WHAT IS EXPECTED →
What follows is a set of records; repeat all of them exactly.

DATA LISTING →
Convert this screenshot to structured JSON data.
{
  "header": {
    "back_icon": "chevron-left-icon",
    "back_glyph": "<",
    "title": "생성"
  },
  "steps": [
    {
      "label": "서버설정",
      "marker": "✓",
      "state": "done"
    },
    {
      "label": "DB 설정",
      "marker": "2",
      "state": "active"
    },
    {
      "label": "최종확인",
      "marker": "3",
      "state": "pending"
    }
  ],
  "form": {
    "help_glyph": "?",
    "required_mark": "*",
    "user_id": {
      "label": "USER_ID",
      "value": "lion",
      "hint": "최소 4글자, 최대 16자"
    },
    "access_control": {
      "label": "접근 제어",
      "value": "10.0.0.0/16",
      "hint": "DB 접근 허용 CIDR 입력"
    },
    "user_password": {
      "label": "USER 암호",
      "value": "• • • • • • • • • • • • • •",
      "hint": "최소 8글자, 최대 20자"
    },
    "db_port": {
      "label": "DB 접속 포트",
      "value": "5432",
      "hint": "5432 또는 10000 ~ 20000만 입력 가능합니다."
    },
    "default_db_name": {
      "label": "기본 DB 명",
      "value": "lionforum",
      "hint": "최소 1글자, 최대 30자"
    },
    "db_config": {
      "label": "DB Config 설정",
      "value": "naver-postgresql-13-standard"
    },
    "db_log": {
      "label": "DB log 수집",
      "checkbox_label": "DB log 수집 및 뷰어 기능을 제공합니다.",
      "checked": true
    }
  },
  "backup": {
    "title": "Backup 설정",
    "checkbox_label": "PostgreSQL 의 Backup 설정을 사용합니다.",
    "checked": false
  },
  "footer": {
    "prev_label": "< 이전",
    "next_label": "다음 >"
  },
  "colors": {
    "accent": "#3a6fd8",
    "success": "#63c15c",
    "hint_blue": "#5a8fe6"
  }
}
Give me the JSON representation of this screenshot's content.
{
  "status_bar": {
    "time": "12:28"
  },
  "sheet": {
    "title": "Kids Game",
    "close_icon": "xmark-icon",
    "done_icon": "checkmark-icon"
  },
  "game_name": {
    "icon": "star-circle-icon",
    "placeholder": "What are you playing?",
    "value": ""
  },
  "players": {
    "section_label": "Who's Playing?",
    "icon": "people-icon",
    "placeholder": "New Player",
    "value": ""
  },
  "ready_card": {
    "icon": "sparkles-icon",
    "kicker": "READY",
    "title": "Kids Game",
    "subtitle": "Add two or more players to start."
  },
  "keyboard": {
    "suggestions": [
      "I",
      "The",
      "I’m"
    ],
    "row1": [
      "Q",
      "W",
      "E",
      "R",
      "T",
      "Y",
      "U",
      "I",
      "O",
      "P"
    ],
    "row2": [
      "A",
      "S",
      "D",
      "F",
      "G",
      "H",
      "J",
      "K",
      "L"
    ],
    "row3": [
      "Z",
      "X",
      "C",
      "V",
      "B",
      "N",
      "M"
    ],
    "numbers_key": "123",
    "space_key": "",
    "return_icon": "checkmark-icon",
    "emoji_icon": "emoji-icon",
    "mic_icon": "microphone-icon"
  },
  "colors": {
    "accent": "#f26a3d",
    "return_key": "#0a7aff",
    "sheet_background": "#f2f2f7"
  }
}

FULL ANSWER →
Convert this screenshot to structured JSON data.
{
  "header": {
    "back_icon": "chevron-left-icon",
    "back_glyph": "<",
    "title": "생성"
  },
  "steps": [
    {
      "label": "서버설정",
      "marker": "✓",
      "state": "done"
    },
    {
      "label": "DB 설정",
      "marker": "2",
      "state": "active"
    },
    {
      "label": "최종확인",
      "marker": "3",
      "state": "pending"
    }
  ],
  "form": {
    "help_glyph": "?",
    "required_mark": "*",
    "user_id": {
      "label": "USER_ID",
      "value": "lion",
      "hint": "최소 4글자, 최대 16자"
    },
    "access_control": {
      "label": "접근 제어",
      "value": "10.0.0.0/16",
      "hint": "DB 접근 허용 CIDR 입력"
    },
    "user_password": {
      "label": "USER 암호",
      "value": "• • • • • • • • • • • • • •",
      "hint": "최소 8글자, 최대 20자"
    },
    "db_port": {
      "label": "DB 접속 포트",
      "value": "5432",
      "hint": "5432 또는 10000 ~ 20000만 입력 가능합니다."
    },
    "default_db_name": {
      "label": "기본 DB 명",
      "value": "lionforum",
      "hint": "최소 1글자, 최대 30자"
    },
    "db_config": {
      "label": "DB Config 설정",
      "value": "naver-postgresql-13-standard"
    },
    "db_log": {
      "label": "DB log 수집",
      "checkbox_label": "DB log 수집 및 뷰어 기능을 제공합니다.",
      "checked": true
    }
  },
  "backup": {
    "title": "Backup 설정",
    "checkbox_label": "PostgreSQL 의 Backup 설정을 사용합니다.",
    "checked": false
  },
  "footer": {
    "prev_label": "< 이전",
    "next_label": "다음 >"
  },
  "colors": {
    "accent": "#3a6fd8",
    "success": "#63c15c",
    "hint_blue": "#5a8fe6"
  }
}
Give me the JSON representation of this screenshot's content.
{
  "status_bar": {
    "time": "12:28"
  },
  "sheet": {
    "title": "Kids Game",
    "close_icon": "xmark-icon",
    "done_icon": "checkmark-icon"
  },
  "game_name": {
    "icon": "star-circle-icon",
    "placeholder": "What are you playing?",
    "value": ""
  },
  "players": {
    "section_label": "Who's Playing?",
    "icon": "people-icon",
    "placeholder": "New Player",
    "value": ""
  },
  "ready_card": {
    "icon": "sparkles-icon",
    "kicker": "READY",
    "title": "Kids Game",
    "subtitle": "Add two or more players to start."
  },
  "keyboard": {
    "suggestions": [
      "I",
      "The",
      "I’m"
    ],
    "row1": [
      "Q",
      "W",
      "E",
      "R",
      "T",
      "Y",
      "U",
      "I",
      "O",
      "P"
    ],
    "row2": [
      "A",
      "S",
      "D",
      "F",
      "G",
      "H",
      "J",
      "K",
      "L"
    ],
    "row3": [
      "Z",
      "X",
      "C",
      "V",
      "B",
      "N",
      "M"
    ],
    "numbers_key": "123",
    "space_key": "",
    "return_icon": "checkmark-icon",
    "emoji_icon": "emoji-icon",
    "mic_icon": "microphone-icon"
  },
  "colors": {
    "accent": "#f26a3d",
    "return_key": "#0a7aff",
    "sheet_background": "#f2f2f7"
  }
}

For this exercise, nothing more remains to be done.